PROBLEM REQUIREMENTS — Copy every line of the material below word for word.
################
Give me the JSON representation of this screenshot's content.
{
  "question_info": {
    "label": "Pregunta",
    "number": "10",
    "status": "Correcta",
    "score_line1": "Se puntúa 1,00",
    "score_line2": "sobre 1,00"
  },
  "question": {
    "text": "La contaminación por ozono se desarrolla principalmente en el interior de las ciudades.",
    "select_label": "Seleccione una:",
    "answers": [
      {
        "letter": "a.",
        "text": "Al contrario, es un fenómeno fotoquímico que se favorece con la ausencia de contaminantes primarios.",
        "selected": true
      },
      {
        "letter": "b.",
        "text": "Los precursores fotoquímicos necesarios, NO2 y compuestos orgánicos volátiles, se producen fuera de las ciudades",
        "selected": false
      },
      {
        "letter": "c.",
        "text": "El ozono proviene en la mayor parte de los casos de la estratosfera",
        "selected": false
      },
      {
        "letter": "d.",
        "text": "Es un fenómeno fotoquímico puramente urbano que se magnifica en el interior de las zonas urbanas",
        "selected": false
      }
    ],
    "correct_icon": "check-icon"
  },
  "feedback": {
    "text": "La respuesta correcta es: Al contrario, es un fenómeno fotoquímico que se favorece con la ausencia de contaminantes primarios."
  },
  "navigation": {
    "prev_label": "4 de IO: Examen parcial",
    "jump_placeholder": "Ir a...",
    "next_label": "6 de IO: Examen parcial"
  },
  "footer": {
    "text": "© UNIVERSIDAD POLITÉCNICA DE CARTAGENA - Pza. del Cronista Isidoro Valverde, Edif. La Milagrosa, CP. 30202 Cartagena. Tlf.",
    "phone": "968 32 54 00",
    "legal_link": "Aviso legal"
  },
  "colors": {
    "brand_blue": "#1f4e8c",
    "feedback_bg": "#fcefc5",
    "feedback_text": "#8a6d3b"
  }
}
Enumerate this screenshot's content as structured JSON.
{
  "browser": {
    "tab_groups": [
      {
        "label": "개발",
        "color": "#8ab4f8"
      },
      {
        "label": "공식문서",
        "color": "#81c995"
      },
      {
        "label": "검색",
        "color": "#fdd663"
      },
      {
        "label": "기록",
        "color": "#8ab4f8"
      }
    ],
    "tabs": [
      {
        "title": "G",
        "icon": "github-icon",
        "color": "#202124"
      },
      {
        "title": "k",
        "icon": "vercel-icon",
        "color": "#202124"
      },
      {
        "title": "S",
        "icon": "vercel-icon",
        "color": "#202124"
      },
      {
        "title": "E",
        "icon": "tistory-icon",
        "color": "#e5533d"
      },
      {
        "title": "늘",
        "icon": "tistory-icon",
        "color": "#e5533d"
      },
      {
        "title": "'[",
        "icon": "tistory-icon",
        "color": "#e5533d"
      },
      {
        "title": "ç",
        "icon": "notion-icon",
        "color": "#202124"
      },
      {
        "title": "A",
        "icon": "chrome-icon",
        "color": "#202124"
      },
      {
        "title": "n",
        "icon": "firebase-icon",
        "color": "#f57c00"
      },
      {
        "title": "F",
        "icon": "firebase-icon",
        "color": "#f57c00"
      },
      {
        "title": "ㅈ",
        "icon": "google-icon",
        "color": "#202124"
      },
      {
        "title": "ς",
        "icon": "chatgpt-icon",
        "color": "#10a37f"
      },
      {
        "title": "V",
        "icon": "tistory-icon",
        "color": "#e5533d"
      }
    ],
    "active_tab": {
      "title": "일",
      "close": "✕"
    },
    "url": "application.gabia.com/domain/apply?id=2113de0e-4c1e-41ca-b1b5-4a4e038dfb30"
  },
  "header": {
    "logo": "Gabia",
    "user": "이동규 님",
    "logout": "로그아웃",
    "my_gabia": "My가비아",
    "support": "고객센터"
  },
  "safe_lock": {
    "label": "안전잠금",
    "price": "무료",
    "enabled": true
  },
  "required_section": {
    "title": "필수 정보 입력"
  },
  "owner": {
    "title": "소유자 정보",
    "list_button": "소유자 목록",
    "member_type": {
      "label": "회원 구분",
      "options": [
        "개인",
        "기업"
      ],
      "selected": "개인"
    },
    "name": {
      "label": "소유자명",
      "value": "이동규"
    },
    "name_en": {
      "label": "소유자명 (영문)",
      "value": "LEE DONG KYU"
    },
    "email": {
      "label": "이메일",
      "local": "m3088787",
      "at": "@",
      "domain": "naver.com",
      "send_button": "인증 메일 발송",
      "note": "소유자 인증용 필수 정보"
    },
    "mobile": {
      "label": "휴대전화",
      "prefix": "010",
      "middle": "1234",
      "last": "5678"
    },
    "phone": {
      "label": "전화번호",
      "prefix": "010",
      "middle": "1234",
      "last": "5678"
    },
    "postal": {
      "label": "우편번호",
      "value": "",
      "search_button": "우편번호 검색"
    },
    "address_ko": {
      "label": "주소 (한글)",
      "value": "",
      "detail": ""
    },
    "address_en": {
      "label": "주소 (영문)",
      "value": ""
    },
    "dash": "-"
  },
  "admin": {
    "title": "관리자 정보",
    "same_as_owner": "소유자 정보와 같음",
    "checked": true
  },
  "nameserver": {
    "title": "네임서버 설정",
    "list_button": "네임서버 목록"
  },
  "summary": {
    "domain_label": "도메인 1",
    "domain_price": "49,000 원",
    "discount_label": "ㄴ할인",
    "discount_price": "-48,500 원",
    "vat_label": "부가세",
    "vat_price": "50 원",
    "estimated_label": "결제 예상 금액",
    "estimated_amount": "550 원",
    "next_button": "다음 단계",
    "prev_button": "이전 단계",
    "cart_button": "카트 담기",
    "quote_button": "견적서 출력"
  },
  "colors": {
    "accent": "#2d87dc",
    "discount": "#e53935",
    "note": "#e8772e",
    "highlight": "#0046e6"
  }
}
################
SOLUTION TO THE PROBLEM —
Give me the JSON representation of this screenshot's content.
{
  "question_info": {
    "label": "Pregunta",
    "number": "10",
    "status": "Correcta",
    "score_line1": "Se puntúa 1,00",
    "score_line2": "sobre 1,00"
  },
  "question": {
    "text": "La contaminación por ozono se desarrolla principalmente en el interior de las ciudades.",
    "select_label": "Seleccione una:",
    "answers": [
      {
        "letter": "a.",
        "text": "Al contrario, es un fenómeno fotoquímico que se favorece con la ausencia de contaminantes primarios.",
        "selected": true
      },
      {
        "letter": "b.",
        "text": "Los precursores fotoquímicos necesarios, NO2 y compuestos orgánicos volátiles, se producen fuera de las ciudades",
        "selected": false
      },
      {
        "letter": "c.",
        "text": "El ozono proviene en la mayor parte de los casos de la estratosfera",
        "selected": false
      },
      {
        "letter": "d.",
        "text": "Es un fenómeno fotoquímico puramente urbano que se magnifica en el interior de las zonas urbanas",
        "selected": false
      }
    ],
    "correct_icon": "check-icon"
  },
  "feedback": {
    "text": "La respuesta correcta es: Al contrario, es un fenómeno fotoquímico que se favorece con la ausencia de contaminantes primarios."
  },
  "navigation": {
    "prev_label": "4 de IO: Examen parcial",
    "jump_placeholder": "Ir a...",
    "next_label": "6 de IO: Examen parcial"
  },
  "footer": {
    "text": "© UNIVERSIDAD POLITÉCNICA DE CARTAGENA - Pza. del Cronista Isidoro Valverde, Edif. La Milagrosa, CP. 30202 Cartagena. Tlf.",
    "phone": "968 32 54 00",
    "legal_link": "Aviso legal"
  },
  "colors": {
    "brand_blue": "#1f4e8c",
    "feedback_bg": "#fcefc5",
    "feedback_text": "#8a6d3b"
  }
}
Enumerate this screenshot's content as structured JSON.
{
  "browser": {
    "tab_groups": [
      {
        "label": "개발",
        "color": "#8ab4f8"
      },
      {
        "label": "공식문서",
        "color": "#81c995"
      },
      {
        "label": "검색",
        "color": "#fdd663"
      },
      {
        "label": "기록",
        "color": "#8ab4f8"
      }
    ],
    "tabs": [
      {
        "title": "G",
        "icon": "github-icon",
        "color": "#202124"
      },
      {
        "title": "k",
        "icon": "vercel-icon",
        "color": "#202124"
      },
      {
        "title": "S",
        "icon": "vercel-icon",
        "color": "#202124"
      },
      {
        "title": "E",
        "icon": "tistory-icon",
        "color": "#e5533d"
      },
      {
        "title": "늘",
        "icon": "tistory-icon",
        "color": "#e5533d"
      },
      {
        "title": "'[",
        "icon": "tistory-icon",
        "color": "#e5533d"
      },
      {
        "title": "ç",
        "icon": "notion-icon",
        "color": "#202124"
      },
      {
        "title": "A",
        "icon": "chrome-icon",
        "color": "#202124"
      },
      {
        "title": "n",
        "icon": "firebase-icon",
        "color": "#f57c00"
      },
      {
        "title": "F",
        "icon": "firebase-icon",
        "color": "#f57c00"
      },
      {
        "title": "ㅈ",
        "icon": "google-icon",
        "color": "#202124"
      },
      {
        "title": "ς",
        "icon": "chatgpt-icon",
        "color": "#10a37f"
      },
      {
        "title": "V",
        "icon": "tistory-icon",
        "color": "#e5533d"
      }
    ],
    "active_tab": {
      "title": "일",
      "close": "✕"
    },
    "url": "application.gabia.com/domain/apply?id=2113de0e-4c1e-41ca-b1b5-4a4e038dfb30"
  },
  "header": {
    "logo": "Gabia",
    "user": "이동규 님",
    "logout": "로그아웃",
    "my_gabia": "My가비아",
    "support": "고객센터"
  },
  "safe_lock": {
    "label": "안전잠금",
    "price": "무료",
    "enabled": true
  },
  "required_section": {
    "title": "필수 정보 입력"
  },
  "owner": {
    "title": "소유자 정보",
    "list_button": "소유자 목록",
    "member_type": {
      "label": "회원 구분",
      "options": [
        "개인",
        "기업"
      ],
      "selected": "개인"
    },
    "name": {
      "label": "소유자명",
      "value": "이동규"
    },
    "name_en": {
      "label": "소유자명 (영문)",
      "value": "LEE DONG KYU"
    },
    "email": {
      "label": "이메일",
      "local": "m3088787",
      "at": "@",
      "domain": "naver.com",
      "send_button": "인증 메일 발송",
      "note": "소유자 인증용 필수 정보"
    },
    "mobile": {
      "label": "휴대전화",
      "prefix": "010",
      "middle": "1234",
      "last": "5678"
    },
    "phone": {
      "label": "전화번호",
      "prefix": "010",
      "middle": "1234",
      "last": "5678"
    },
    "postal": {
      "label": "우편번호",
      "value": "",
      "search_button": "우편번호 검색"
    },
    "address_ko": {
      "label": "주소 (한글)",
      "value": "",
      "detail": ""
    },
    "address_en": {
      "label": "주소 (영문)",
      "value": ""
    },
    "dash": "-"
  },
  "admin": {
    "title": "관리자 정보",
    "same_as_owner": "소유자 정보와 같음",
    "checked": true
  },
  "nameserver": {
    "title": "네임서버 설정",
    "list_button": "네임서버 목록"
  },
  "summary": {
    "domain_label": "도메인 1",
    "domain_price": "49,000 원",
    "discount_label": "ㄴ할인",
    "discount_price": "-48,500 원",
    "vat_label": "부가세",
    "vat_price": "50 원",
    "estimated_label": "결제 예상 금액",
    "estimated_amount": "550 원",
    "next_button": "다음 단계",
    "prev_button": "이전 단계",
    "cart_button": "카트 담기",
    "quote_button": "견적서 출력"
  },
  "colors": {
    "accent": "#2d87dc",
    "discount": "#e53935",
    "note": "#e8772e",
    "highlight": "#0046e6"
  }
}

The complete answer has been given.